**ENTRIES SUPPLIED:**

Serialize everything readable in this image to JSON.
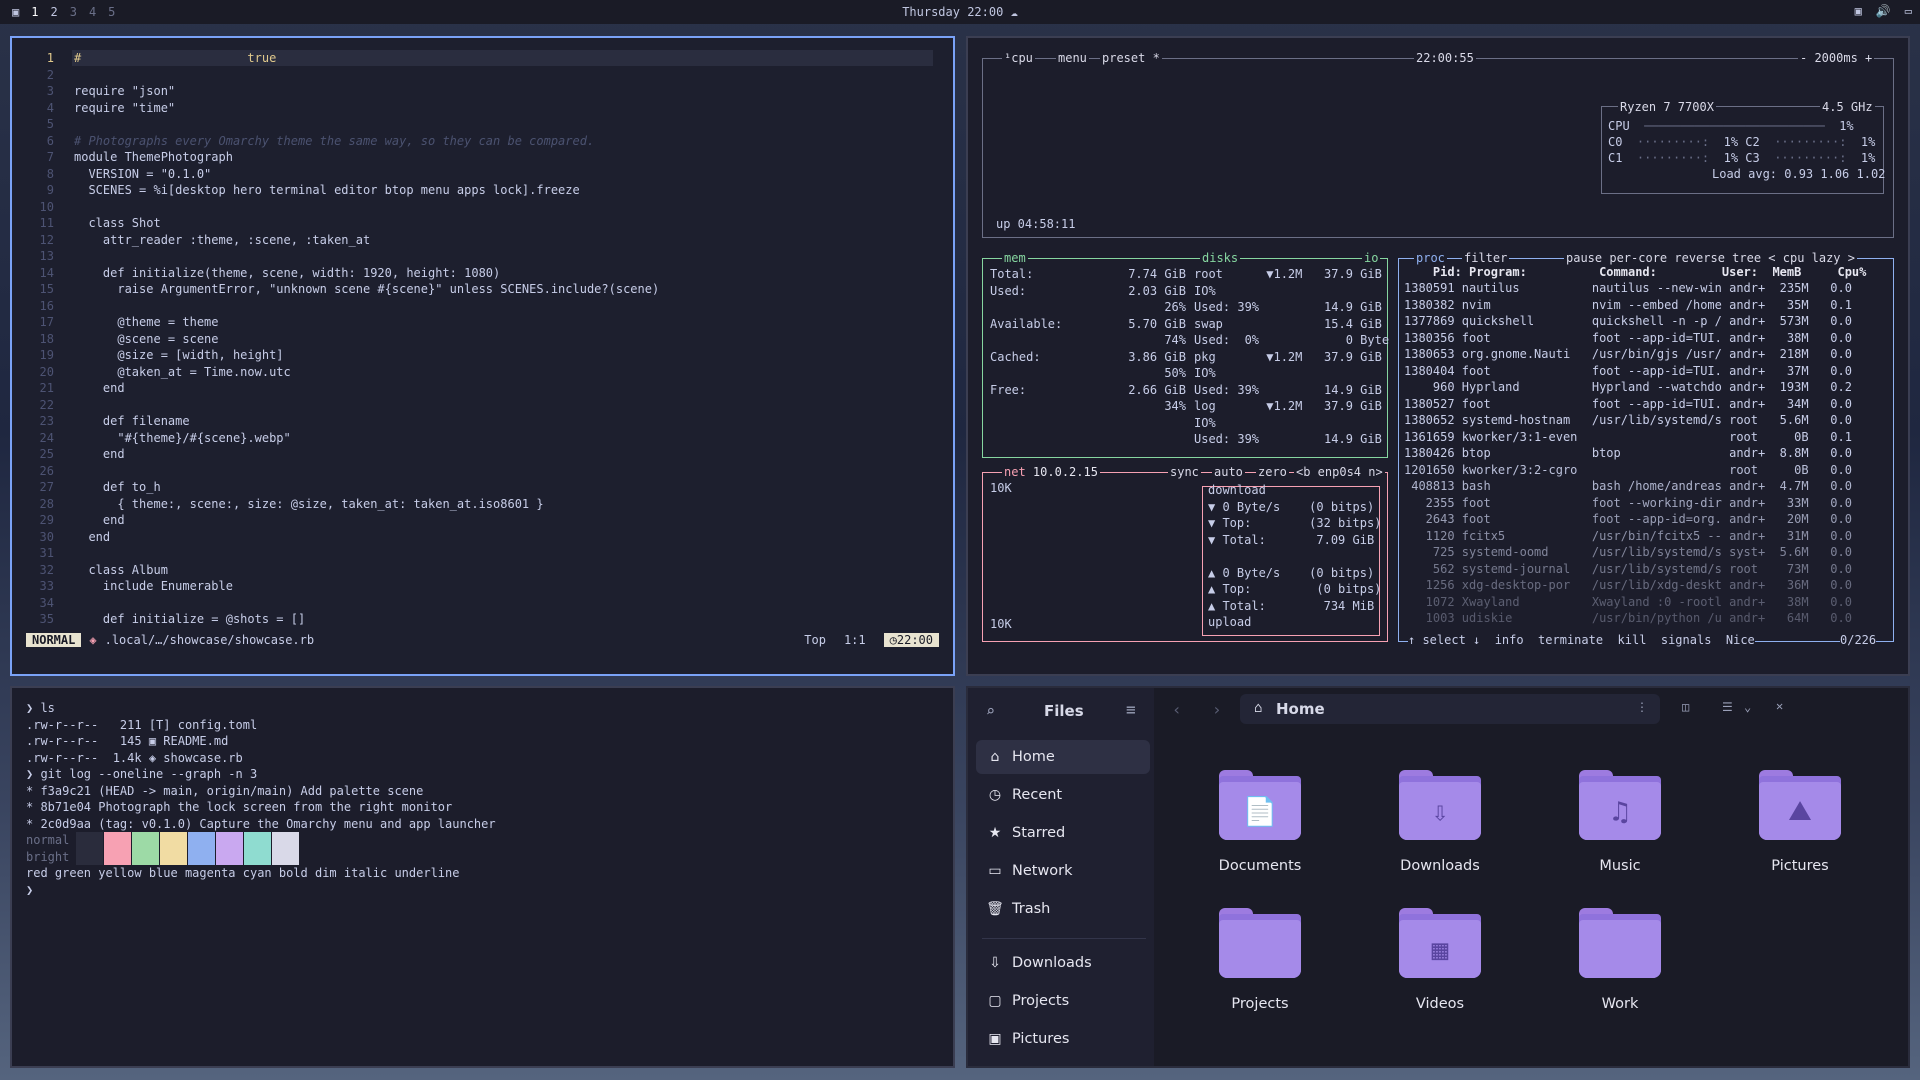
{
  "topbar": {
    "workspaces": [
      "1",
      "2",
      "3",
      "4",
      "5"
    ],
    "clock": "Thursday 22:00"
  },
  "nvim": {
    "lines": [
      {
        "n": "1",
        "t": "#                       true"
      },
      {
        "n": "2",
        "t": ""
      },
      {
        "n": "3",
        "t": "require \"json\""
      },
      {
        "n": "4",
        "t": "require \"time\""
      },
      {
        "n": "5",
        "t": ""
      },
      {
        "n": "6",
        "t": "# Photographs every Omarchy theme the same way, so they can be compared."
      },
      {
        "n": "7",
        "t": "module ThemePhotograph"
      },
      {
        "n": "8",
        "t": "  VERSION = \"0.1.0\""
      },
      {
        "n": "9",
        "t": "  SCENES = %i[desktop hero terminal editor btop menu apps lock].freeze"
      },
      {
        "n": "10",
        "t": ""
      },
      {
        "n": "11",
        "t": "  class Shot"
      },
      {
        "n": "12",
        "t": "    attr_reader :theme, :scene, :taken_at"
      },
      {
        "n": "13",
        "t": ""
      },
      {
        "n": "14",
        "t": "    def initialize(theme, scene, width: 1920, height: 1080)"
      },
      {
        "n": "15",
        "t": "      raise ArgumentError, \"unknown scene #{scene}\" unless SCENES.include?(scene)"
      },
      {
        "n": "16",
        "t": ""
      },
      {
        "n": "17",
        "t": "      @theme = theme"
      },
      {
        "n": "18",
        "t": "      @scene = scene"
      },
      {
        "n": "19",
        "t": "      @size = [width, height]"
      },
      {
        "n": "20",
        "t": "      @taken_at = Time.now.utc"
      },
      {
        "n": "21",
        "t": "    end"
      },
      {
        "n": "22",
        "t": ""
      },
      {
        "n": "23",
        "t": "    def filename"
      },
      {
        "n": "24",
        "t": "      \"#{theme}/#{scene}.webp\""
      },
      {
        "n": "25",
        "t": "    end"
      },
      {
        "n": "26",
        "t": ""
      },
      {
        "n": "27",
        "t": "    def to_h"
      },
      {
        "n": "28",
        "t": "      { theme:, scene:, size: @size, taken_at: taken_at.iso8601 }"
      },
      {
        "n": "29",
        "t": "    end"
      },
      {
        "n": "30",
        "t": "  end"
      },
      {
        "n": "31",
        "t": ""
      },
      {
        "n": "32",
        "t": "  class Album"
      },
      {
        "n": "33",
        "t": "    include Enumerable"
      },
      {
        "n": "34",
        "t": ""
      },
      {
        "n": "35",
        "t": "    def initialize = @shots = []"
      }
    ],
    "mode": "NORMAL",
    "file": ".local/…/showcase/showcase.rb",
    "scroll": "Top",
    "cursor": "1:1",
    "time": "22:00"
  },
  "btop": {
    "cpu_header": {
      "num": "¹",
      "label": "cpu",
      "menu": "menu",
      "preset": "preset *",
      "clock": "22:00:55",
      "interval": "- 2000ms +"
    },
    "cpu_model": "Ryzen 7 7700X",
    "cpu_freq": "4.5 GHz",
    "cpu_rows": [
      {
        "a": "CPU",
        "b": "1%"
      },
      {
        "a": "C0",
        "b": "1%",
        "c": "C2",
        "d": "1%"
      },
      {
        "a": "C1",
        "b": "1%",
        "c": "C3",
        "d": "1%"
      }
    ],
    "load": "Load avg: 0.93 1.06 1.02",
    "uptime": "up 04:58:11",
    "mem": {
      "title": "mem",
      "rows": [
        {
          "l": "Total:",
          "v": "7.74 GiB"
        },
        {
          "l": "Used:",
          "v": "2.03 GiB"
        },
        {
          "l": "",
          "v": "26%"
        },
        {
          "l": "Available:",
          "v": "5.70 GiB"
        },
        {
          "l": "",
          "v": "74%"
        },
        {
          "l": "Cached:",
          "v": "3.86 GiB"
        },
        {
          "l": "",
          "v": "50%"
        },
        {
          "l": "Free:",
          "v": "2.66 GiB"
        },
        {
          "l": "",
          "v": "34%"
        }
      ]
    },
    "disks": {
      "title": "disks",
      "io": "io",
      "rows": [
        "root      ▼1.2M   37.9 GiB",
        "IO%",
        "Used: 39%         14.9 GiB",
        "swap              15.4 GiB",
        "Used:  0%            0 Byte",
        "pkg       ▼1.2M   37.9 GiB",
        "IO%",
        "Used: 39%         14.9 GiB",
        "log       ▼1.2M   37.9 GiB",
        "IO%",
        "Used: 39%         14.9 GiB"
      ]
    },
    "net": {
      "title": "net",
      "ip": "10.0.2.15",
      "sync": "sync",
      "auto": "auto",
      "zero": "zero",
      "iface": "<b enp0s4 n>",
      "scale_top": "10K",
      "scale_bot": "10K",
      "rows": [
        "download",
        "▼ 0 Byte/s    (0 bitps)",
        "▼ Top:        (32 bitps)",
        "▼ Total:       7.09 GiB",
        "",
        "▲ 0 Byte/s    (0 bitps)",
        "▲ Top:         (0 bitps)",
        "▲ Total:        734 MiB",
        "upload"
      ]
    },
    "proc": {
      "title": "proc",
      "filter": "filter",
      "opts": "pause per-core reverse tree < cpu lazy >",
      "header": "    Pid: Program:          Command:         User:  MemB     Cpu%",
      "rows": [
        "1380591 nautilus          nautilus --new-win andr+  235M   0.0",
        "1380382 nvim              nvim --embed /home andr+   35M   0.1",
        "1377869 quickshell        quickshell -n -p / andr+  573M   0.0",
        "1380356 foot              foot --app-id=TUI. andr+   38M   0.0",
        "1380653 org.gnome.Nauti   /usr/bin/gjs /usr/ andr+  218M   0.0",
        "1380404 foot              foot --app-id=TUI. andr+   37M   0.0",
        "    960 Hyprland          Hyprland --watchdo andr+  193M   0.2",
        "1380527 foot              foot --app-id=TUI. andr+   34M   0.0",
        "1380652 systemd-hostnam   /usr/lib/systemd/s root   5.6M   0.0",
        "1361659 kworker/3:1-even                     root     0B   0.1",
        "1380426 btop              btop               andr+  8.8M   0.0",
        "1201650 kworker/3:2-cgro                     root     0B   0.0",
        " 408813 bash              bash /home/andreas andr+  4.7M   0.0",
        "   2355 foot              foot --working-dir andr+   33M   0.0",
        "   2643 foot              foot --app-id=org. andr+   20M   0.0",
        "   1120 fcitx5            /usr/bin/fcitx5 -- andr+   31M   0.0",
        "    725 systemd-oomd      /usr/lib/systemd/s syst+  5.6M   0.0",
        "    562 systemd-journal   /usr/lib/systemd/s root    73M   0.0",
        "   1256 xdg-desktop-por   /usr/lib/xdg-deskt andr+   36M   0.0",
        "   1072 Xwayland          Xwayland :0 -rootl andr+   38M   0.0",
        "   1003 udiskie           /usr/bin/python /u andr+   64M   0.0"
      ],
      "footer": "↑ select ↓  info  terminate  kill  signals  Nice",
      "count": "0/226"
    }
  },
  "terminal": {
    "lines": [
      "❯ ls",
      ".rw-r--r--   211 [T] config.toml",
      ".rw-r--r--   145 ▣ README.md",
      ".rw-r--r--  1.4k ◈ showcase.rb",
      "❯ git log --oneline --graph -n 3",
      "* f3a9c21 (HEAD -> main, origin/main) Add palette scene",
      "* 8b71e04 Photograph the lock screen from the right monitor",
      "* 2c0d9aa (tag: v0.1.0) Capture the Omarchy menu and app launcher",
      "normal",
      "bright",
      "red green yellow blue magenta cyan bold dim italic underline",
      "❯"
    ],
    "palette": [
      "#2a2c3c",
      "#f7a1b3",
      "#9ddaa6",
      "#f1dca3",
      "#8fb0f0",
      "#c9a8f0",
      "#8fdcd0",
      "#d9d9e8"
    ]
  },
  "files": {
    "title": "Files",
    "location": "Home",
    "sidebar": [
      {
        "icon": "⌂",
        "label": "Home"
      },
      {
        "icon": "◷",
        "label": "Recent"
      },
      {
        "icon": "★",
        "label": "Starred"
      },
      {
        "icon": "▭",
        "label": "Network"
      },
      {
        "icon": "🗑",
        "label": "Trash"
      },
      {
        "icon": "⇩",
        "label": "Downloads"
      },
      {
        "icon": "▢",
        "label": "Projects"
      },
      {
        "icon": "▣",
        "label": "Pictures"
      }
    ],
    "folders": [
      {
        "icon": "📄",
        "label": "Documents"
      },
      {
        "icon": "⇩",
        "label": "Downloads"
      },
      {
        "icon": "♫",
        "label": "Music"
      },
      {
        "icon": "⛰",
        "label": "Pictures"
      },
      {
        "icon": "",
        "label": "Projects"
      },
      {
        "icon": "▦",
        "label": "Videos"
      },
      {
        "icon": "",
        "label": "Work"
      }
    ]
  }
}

**WHAT YOU SHOULD DO:**
How many lines in these entries hold the string "desktop"? Answer with the number alone.

**THE SOLUTION:**
2